## Records for the task

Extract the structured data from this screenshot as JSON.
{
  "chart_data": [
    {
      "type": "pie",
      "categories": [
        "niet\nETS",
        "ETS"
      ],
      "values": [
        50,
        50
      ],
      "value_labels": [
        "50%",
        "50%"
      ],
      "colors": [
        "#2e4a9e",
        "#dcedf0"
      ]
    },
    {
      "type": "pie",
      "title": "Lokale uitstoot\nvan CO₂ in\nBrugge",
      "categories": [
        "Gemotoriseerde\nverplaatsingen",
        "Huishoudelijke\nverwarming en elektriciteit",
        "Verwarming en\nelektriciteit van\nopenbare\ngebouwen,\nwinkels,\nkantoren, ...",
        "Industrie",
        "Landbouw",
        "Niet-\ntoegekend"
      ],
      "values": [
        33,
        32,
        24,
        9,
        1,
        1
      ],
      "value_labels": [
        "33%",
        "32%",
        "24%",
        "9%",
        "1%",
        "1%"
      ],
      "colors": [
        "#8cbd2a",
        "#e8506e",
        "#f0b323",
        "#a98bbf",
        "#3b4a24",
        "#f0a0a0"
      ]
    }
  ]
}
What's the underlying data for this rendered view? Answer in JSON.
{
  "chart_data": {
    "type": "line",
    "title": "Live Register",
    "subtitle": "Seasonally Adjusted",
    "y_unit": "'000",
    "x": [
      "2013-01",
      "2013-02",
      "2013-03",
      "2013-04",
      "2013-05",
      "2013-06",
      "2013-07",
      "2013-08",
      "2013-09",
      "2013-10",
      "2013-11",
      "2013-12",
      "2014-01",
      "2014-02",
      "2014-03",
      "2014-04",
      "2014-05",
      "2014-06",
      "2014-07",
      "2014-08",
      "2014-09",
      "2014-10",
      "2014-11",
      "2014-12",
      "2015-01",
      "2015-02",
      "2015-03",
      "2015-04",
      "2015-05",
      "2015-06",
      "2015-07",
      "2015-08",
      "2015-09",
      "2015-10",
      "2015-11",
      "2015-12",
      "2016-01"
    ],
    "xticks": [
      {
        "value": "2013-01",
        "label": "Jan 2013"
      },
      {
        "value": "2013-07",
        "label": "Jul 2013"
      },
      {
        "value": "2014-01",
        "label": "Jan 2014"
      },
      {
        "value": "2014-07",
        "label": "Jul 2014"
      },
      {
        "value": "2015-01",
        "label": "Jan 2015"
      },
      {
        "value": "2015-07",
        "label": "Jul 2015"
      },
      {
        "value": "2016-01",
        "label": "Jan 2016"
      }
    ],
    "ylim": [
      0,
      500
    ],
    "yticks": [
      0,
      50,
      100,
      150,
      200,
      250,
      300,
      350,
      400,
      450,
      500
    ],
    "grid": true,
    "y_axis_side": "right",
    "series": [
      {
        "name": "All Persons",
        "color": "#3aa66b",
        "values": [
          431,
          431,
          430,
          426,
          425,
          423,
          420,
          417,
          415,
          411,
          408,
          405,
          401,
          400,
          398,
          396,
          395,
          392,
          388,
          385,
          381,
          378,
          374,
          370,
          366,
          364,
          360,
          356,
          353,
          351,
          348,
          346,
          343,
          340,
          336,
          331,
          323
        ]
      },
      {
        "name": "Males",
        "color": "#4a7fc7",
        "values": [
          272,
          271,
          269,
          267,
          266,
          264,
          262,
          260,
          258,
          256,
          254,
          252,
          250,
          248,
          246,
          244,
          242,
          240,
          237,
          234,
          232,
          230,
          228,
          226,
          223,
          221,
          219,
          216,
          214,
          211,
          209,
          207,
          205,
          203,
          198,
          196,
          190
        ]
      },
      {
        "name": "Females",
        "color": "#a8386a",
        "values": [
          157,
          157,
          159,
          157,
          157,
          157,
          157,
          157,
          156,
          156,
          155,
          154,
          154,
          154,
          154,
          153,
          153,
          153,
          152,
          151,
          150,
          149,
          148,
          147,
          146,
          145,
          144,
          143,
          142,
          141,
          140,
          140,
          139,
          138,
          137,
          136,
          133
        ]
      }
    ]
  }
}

## Set task
Restate the data above exactly, keeping each word as it stands.

## Exercise result
Extract the structured data from this screenshot as JSON.
{
  "chart_data": [
    {
      "type": "pie",
      "categories": [
        "niet\nETS",
        "ETS"
      ],
      "values": [
        50,
        50
      ],
      "value_labels": [
        "50%",
        "50%"
      ],
      "colors": [
        "#2e4a9e",
        "#dcedf0"
      ]
    },
    {
      "type": "pie",
      "title": "Lokale uitstoot\nvan CO₂ in\nBrugge",
      "categories": [
        "Gemotoriseerde\nverplaatsingen",
        "Huishoudelijke\nverwarming en elektriciteit",
        "Verwarming en\nelektriciteit van\nopenbare\ngebouwen,\nwinkels,\nkantoren, ...",
        "Industrie",
        "Landbouw",
        "Niet-\ntoegekend"
      ],
      "values": [
        33,
        32,
        24,
        9,
        1,
        1
      ],
      "value_labels": [
        "33%",
        "32%",
        "24%",
        "9%",
        "1%",
        "1%"
      ],
      "colors": [
        "#8cbd2a",
        "#e8506e",
        "#f0b323",
        "#a98bbf",
        "#3b4a24",
        "#f0a0a0"
      ]
    }
  ]
}
What's the underlying data for this rendered view? Answer in JSON.
{
  "chart_data": {
    "type": "line",
    "title": "Live Register",
    "subtitle": "Seasonally Adjusted",
    "y_unit": "'000",
    "x": [
      "2013-01",
      "2013-02",
      "2013-03",
      "2013-04",
      "2013-05",
      "2013-06",
      "2013-07",
      "2013-08",
      "2013-09",
      "2013-10",
      "2013-11",
      "2013-12",
      "2014-01",
      "2014-02",
      "2014-03",
      "2014-04",
      "2014-05",
      "2014-06",
      "2014-07",
      "2014-08",
      "2014-09",
      "2014-10",
      "2014-11",
      "2014-12",
      "2015-01",
      "2015-02",
      "2015-03",
      "2015-04",
      "2015-05",
      "2015-06",
      "2015-07",
      "2015-08",
      "2015-09",
      "2015-10",
      "2015-11",
      "2015-12",
      "2016-01"
    ],
    "xticks": [
      {
        "value": "2013-01",
        "label": "Jan 2013"
      },
      {
        "value": "2013-07",
        "label": "Jul 2013"
      },
      {
        "value": "2014-01",
        "label": "Jan 2014"
      },
      {
        "value": "2014-07",
        "label": "Jul 2014"
      },
      {
        "value": "2015-01",
        "label": "Jan 2015"
      },
      {
        "value": "2015-07",
        "label": "Jul 2015"
      },
      {
        "value": "2016-01",
        "label": "Jan 2016"
      }
    ],
    "ylim": [
      0,
      500
    ],
    "yticks": [
      0,
      50,
      100,
      150,
      200,
      250,
      300,
      350,
      400,
      450,
      500
    ],
    "grid": true,
    "y_axis_side": "right",
    "series": [
      {
        "name": "All Persons",
        "color": "#3aa66b",
        "values": [
          431,
          431,
          430,
          426,
          425,
          423,
          420,
          417,
          415,
          411,
          408,
          405,
          401,
          400,
          398,
          396,
          395,
          392,
          388,
          385,
          381,
          378,
          374,
          370,
          366,
          364,
          360,
          356,
          353,
          351,
          348,
          346,
          343,
          340,
          336,
          331,
          323
        ]
      },
      {
        "name": "Males",
        "color": "#4a7fc7",
        "values": [
          272,
          271,
          269,
          267,
          266,
          264,
          262,
          260,
          258,
          256,
          254,
          252,
          250,
          248,
          246,
          244,
          242,
          240,
          237,
          234,
          232,
          230,
          228,
          226,
          223,
          221,
          219,
          216,
          214,
          211,
          209,
          207,
          205,
          203,
          198,
          196,
          190
        ]
      },
      {
        "name": "Females",
        "color": "#a8386a",
        "values": [
          157,
          157,
          159,
          157,
          157,
          157,
          157,
          157,
          156,
          156,
          155,
          154,
          154,
          154,
          154,
          153,
          153,
          153,
          152,
          151,
          150,
          149,
          148,
          147,
          146,
          145,
          144,
          143,
          142,
          141,
          140,
          140,
          139,
          138,
          137,
          136,
          133
        ]
      }
    ]
  }
}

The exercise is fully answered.